======== DATA FOR THIS EXERCISE

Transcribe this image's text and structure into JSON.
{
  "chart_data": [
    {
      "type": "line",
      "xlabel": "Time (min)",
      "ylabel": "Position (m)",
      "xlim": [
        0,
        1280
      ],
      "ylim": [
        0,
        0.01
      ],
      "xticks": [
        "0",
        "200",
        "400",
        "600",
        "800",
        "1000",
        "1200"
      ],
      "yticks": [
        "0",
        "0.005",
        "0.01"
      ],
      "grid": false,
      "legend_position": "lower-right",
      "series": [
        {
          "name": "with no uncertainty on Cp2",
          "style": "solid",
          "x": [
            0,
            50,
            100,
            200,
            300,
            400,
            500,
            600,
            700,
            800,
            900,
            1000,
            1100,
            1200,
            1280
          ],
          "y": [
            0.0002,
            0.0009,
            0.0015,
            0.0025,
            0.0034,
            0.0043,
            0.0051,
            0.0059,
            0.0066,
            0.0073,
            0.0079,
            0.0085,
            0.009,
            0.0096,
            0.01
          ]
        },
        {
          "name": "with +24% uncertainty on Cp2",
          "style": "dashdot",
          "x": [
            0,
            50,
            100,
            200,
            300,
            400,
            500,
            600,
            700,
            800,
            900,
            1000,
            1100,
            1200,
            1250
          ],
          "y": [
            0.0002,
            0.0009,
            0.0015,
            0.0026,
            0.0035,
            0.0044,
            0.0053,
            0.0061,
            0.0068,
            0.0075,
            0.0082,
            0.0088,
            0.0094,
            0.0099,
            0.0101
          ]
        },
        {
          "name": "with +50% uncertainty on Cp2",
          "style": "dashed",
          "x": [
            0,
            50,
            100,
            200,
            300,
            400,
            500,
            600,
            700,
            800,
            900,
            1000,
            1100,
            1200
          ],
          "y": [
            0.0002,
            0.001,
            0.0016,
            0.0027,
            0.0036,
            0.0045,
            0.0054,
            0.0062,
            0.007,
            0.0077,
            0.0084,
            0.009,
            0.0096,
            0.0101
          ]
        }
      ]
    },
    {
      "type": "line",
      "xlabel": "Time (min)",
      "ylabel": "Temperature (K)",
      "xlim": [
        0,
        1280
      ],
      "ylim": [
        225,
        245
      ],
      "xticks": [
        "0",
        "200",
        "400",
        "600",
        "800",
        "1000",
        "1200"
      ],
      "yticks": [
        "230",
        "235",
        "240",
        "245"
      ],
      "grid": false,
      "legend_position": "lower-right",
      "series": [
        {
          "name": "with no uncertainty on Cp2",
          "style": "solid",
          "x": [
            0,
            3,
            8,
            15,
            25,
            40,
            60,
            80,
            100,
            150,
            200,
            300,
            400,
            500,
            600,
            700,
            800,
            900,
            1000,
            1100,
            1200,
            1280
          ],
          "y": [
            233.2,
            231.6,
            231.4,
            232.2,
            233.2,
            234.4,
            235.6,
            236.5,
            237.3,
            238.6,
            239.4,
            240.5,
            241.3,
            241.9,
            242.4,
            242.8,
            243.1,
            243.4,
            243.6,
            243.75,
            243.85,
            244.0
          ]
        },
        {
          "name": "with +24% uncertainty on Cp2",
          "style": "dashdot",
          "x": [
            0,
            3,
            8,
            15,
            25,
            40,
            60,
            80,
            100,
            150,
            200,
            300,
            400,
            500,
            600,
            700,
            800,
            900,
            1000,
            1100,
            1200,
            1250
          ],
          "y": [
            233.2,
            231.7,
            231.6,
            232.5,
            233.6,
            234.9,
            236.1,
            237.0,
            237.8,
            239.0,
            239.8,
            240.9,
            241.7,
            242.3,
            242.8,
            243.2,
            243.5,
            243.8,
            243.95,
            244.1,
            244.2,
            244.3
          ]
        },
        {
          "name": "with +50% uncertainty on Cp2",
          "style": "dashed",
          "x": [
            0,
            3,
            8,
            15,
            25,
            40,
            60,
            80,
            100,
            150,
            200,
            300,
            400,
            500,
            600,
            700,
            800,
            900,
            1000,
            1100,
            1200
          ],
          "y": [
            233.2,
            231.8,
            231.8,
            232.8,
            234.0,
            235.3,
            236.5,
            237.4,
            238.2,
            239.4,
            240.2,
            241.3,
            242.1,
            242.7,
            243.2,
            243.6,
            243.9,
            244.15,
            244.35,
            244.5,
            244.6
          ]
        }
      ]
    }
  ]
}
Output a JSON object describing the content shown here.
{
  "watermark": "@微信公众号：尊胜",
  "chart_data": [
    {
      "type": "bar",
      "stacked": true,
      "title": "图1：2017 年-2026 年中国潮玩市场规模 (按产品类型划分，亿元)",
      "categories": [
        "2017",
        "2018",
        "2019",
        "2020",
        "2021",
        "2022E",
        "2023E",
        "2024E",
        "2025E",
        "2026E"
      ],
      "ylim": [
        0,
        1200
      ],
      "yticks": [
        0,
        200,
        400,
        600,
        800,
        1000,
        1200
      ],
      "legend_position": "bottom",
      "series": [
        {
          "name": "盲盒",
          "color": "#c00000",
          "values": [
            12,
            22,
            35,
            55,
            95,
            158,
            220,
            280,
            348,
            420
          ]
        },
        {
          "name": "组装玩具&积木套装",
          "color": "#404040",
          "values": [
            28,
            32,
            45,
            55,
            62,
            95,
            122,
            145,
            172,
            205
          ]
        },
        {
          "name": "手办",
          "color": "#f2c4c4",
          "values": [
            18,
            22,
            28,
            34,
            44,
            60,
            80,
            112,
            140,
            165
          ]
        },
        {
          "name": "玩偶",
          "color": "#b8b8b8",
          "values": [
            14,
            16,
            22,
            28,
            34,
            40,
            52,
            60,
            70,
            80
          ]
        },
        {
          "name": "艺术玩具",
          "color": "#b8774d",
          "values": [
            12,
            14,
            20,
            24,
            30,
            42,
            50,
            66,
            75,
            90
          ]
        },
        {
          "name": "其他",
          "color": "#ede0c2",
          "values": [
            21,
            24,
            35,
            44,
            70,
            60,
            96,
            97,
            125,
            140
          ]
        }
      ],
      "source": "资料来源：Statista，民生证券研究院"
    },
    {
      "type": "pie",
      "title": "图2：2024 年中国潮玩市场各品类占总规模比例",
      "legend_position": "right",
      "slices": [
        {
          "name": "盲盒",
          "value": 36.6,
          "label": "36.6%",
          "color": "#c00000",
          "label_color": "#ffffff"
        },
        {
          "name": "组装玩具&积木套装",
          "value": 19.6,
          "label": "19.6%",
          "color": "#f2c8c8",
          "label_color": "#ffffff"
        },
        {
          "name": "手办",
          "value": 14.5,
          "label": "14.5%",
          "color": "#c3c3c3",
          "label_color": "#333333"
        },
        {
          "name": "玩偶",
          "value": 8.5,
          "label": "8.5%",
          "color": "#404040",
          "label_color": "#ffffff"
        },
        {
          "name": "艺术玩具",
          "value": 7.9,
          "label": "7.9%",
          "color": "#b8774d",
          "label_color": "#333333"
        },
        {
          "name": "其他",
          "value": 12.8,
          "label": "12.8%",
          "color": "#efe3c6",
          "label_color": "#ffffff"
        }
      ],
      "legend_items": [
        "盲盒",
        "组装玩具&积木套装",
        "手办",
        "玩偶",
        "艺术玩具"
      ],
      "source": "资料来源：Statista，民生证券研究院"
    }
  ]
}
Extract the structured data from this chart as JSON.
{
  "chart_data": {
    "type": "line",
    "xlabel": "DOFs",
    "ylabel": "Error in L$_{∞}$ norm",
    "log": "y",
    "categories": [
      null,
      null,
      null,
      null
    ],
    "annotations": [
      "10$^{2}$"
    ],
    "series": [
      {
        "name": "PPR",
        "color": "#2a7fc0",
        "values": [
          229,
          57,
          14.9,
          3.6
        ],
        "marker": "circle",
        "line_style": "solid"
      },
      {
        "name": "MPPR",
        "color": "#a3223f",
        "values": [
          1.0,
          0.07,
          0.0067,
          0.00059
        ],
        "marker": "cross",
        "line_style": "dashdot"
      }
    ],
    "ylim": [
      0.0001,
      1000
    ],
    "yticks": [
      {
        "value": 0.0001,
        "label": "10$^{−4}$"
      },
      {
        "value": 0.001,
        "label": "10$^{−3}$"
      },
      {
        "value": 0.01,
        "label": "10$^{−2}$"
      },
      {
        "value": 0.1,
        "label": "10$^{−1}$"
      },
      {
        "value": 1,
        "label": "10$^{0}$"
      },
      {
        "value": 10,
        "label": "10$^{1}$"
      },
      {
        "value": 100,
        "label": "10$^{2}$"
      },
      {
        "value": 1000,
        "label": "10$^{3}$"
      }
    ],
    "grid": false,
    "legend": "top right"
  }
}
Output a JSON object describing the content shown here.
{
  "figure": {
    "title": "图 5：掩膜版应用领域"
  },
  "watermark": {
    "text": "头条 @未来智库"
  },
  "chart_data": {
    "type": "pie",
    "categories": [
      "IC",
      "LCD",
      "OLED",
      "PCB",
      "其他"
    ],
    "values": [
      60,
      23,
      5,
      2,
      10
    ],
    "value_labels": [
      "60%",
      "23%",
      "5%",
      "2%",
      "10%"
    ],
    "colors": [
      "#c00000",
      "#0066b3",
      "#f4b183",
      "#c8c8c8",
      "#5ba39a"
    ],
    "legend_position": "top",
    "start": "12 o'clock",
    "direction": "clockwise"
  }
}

================

| TASK PROMPT |
From the listing above, copy every line that includes the word "right".

| ANSWER TO THE TASK |
      "legend_position": "lower-right",
      "legend_position": "lower-right",
      "legend_position": "right",
    "legend": "top right"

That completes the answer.